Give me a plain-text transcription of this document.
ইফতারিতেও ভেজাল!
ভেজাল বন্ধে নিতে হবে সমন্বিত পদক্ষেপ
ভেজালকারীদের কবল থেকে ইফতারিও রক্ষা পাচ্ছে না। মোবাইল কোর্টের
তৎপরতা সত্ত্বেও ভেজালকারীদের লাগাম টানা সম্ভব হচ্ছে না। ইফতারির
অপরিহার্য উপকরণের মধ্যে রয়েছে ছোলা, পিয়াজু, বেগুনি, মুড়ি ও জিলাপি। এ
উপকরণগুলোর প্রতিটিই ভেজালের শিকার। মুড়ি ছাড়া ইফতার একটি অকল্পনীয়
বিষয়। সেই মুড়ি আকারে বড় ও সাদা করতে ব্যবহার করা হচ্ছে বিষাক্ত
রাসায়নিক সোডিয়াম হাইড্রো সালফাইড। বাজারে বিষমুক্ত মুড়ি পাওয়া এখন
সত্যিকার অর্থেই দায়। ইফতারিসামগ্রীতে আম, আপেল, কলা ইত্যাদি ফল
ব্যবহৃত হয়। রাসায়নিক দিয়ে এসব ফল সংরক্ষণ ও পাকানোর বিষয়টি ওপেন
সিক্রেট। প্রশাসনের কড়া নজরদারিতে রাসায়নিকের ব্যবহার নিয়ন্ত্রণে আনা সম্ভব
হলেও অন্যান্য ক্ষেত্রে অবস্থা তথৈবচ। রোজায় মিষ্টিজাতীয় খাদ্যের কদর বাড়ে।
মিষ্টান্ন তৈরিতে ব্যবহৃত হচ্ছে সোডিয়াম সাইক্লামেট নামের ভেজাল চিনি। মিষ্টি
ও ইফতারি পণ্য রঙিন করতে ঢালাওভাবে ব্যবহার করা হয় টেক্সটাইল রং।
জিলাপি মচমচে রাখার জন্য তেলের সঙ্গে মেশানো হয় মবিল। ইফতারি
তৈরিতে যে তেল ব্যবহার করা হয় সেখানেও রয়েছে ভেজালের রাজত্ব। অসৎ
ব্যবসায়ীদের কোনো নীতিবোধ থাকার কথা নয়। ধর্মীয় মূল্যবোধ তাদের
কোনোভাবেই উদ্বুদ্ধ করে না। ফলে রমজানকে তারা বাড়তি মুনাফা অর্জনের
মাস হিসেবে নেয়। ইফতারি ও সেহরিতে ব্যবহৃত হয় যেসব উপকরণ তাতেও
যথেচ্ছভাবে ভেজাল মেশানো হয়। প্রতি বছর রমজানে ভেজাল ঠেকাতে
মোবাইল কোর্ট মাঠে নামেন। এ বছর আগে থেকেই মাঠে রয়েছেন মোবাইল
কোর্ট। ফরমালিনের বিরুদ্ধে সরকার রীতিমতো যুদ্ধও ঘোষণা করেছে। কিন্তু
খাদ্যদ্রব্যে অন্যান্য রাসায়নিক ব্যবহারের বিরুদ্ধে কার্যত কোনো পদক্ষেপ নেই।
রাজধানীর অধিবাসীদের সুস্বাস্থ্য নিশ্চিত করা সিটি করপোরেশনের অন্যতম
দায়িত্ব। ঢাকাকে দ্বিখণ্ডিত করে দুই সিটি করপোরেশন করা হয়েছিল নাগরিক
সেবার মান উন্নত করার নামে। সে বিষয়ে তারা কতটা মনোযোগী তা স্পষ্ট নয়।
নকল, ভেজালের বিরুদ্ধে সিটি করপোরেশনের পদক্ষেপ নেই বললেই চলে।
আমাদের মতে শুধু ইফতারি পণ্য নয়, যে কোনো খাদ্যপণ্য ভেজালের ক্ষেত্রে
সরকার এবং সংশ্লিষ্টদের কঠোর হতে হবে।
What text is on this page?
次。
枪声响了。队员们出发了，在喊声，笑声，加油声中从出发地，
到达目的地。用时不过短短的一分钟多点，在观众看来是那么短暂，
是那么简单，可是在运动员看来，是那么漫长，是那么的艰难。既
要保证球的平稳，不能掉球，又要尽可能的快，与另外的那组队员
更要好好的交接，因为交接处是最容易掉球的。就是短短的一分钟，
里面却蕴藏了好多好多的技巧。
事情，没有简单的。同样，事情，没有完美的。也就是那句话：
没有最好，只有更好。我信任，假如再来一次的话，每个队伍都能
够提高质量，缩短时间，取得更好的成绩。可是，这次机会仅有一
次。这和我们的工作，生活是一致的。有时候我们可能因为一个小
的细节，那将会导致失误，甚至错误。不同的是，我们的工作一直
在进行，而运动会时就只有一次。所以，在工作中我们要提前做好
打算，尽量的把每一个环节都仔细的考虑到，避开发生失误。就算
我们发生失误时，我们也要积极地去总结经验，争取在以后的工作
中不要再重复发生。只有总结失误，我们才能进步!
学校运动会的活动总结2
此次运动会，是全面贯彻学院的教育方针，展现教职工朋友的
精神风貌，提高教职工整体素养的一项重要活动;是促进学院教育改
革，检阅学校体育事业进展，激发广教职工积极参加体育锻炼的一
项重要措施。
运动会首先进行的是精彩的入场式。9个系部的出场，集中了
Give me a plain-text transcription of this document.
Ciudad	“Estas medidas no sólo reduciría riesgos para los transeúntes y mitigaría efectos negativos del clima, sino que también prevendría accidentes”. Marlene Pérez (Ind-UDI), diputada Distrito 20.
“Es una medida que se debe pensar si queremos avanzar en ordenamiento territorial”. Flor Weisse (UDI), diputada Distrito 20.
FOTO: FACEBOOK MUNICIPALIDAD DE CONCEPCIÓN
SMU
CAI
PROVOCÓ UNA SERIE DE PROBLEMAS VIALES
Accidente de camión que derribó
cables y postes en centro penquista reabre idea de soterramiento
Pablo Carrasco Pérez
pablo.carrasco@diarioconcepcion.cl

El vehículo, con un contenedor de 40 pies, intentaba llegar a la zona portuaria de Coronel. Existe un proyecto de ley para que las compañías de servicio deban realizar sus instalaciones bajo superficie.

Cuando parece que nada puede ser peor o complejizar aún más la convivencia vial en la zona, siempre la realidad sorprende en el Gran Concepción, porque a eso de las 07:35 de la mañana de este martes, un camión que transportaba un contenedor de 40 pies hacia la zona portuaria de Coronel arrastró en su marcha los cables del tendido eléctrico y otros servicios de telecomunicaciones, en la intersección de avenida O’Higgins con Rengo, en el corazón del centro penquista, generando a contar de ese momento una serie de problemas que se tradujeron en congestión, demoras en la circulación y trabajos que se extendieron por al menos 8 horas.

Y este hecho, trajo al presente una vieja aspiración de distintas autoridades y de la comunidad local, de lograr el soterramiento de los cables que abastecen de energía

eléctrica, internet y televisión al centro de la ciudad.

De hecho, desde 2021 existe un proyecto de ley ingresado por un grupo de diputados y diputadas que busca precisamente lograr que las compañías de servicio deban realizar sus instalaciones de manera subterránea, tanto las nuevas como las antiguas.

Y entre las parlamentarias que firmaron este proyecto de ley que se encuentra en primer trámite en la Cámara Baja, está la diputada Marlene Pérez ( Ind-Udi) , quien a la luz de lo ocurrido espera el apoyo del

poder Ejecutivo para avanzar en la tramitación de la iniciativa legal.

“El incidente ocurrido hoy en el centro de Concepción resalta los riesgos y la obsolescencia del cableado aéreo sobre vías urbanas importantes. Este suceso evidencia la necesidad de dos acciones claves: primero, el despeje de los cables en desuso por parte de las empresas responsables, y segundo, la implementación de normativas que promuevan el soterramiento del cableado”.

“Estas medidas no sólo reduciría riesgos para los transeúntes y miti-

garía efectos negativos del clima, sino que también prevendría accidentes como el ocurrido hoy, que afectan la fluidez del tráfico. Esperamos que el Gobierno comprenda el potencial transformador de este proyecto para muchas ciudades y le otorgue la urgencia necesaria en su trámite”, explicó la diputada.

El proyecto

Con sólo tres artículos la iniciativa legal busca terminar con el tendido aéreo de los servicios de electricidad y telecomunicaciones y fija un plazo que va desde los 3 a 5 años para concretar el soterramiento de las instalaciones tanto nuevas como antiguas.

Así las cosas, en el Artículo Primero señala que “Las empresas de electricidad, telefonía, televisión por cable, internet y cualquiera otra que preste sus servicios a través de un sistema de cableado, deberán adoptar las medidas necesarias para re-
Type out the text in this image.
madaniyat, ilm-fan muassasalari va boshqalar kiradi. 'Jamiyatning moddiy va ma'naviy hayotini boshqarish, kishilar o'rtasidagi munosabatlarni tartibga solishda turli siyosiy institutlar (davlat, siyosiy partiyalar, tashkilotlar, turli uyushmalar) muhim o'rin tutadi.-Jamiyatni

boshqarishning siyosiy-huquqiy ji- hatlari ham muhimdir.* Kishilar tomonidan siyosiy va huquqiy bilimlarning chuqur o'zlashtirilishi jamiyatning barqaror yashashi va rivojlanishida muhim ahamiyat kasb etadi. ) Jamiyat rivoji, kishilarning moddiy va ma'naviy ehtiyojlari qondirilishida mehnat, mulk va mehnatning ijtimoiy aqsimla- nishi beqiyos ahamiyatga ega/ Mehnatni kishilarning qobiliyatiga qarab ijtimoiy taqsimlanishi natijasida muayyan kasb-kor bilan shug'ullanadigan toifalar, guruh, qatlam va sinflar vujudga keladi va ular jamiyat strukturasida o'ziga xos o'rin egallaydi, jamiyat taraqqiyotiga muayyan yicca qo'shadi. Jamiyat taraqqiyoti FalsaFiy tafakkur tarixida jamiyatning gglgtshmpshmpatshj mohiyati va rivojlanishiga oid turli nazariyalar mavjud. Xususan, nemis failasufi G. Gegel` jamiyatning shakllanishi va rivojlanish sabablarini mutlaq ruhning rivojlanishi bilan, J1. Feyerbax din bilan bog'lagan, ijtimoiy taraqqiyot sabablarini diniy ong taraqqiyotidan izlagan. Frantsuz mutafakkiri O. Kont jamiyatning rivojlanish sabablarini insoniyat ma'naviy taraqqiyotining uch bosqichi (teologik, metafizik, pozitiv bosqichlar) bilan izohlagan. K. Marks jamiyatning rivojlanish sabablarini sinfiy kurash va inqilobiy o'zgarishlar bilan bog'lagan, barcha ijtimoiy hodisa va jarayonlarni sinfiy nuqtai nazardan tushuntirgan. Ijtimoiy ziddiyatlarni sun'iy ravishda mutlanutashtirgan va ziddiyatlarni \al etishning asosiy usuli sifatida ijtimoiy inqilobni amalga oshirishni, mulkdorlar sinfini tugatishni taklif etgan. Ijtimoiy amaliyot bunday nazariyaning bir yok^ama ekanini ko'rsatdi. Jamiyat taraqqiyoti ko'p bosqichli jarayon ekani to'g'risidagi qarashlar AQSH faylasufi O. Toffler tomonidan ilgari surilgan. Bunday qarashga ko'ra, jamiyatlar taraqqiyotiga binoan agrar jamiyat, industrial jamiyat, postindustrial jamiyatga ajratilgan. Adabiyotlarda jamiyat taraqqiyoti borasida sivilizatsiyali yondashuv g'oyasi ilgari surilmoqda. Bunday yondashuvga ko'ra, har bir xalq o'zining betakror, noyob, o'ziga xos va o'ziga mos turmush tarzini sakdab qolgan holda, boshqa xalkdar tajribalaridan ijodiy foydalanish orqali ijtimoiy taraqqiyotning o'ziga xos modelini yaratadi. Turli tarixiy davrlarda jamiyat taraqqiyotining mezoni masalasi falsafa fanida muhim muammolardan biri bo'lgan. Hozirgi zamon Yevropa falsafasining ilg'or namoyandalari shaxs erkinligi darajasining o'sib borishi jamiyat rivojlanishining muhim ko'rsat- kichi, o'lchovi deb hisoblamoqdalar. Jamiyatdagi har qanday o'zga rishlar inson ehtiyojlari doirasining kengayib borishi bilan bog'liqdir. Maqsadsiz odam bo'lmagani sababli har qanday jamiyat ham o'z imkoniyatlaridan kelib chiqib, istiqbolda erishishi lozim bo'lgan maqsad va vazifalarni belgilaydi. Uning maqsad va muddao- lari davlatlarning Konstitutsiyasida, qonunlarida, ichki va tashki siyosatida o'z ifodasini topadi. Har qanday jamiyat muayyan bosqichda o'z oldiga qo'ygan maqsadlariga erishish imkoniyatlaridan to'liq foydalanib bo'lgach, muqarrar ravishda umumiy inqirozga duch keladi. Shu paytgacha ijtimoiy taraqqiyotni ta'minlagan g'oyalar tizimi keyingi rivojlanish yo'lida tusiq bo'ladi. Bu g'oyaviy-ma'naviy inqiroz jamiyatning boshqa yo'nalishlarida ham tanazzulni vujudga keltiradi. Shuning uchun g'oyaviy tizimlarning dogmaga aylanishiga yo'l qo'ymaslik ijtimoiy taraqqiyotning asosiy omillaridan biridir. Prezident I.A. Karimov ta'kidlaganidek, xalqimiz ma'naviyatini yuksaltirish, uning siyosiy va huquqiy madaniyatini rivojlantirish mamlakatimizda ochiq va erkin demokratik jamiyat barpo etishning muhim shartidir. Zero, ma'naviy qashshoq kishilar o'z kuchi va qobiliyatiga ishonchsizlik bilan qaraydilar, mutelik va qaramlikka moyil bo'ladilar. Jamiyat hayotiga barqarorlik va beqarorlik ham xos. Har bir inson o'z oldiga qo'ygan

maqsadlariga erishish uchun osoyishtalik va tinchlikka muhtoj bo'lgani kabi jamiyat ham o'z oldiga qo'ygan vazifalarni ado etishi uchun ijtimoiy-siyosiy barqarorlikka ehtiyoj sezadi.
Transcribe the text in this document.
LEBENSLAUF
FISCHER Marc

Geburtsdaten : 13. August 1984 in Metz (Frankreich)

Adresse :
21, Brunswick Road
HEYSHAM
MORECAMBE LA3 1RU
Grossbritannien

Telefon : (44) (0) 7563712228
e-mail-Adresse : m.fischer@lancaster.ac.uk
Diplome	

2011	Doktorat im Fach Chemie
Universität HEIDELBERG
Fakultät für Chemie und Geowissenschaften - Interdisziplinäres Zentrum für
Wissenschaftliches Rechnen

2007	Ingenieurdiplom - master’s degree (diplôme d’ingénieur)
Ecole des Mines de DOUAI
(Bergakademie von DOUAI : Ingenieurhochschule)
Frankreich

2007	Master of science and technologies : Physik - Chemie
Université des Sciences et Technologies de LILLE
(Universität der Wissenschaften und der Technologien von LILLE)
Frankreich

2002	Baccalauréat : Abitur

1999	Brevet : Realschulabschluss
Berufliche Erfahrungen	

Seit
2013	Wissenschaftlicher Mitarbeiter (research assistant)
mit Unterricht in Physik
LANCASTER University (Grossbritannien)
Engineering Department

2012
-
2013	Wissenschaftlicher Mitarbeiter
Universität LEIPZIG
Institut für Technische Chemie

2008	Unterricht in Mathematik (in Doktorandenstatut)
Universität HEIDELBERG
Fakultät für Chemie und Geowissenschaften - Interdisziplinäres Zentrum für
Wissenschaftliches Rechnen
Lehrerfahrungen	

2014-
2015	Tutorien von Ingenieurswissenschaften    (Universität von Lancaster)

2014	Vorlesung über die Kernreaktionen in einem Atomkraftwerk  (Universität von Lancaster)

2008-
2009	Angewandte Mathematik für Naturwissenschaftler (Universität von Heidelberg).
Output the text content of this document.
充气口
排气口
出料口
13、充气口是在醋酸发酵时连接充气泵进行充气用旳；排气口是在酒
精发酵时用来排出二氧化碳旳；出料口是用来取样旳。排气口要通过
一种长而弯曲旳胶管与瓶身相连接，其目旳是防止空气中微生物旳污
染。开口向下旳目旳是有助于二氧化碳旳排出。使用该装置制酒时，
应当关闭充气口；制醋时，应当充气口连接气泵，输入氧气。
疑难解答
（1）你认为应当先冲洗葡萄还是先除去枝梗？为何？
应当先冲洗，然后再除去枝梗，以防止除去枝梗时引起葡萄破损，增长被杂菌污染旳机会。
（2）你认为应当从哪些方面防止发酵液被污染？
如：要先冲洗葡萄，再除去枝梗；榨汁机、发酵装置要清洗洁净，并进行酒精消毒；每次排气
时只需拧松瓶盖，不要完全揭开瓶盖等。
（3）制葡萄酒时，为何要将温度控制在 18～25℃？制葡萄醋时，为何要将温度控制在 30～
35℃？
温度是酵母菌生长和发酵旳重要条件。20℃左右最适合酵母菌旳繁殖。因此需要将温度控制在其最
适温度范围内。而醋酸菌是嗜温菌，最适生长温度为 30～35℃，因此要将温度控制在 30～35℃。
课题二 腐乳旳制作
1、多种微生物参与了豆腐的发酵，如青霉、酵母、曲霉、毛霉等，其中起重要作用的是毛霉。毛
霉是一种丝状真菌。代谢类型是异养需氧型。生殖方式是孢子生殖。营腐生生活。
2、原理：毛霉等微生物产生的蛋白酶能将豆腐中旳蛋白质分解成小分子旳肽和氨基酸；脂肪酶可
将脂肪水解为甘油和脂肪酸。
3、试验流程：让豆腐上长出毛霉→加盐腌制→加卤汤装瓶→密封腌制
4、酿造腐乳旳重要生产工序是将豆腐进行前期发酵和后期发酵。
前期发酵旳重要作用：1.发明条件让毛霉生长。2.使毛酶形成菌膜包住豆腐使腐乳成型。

----------------

§ PROBLEM TO SOLVE
Your reply is one number: how many lines of the records above contain the word "televisión".

§ OUTPUT OF THE EXERCISE
2